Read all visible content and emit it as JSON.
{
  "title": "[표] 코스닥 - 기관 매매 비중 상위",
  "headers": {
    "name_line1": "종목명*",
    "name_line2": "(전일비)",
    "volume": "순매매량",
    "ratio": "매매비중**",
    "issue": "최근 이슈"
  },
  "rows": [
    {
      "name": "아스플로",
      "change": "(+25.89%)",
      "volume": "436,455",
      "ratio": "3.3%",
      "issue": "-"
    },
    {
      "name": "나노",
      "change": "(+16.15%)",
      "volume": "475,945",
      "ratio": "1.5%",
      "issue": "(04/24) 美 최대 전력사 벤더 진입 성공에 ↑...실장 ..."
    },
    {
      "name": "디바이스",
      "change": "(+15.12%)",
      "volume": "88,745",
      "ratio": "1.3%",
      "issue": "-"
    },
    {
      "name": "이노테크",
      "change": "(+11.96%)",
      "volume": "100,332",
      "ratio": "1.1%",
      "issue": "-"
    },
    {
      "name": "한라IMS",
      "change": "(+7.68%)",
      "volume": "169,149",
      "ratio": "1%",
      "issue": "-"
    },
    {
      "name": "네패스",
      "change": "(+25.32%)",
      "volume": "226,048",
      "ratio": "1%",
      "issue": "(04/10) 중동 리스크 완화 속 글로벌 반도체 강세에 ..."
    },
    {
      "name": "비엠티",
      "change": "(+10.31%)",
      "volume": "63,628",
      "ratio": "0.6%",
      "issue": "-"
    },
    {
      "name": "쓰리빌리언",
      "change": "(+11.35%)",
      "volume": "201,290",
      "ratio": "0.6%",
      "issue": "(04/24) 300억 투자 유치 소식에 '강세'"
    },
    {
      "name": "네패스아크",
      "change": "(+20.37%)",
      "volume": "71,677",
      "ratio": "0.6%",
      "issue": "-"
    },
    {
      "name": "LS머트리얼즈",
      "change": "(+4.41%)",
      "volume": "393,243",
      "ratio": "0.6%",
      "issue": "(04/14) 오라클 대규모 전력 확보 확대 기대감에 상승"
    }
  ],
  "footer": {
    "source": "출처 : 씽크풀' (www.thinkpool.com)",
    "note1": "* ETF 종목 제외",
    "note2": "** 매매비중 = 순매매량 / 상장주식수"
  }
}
━━━━━━━━
Find each line holding "change". Copy it out.

      "change": "(+25.89%)",
      "change": "(+16.15%)",
      "change": "(+15.12%)",
      "change": "(+11.96%)",
      "change": "(+7.68%)",
      "change": "(+25.32%)",
      "change": "(+10.31%)",
      "change": "(+11.35%)",
      "change": "(+20.37%)",
      "change": "(+4.41%)",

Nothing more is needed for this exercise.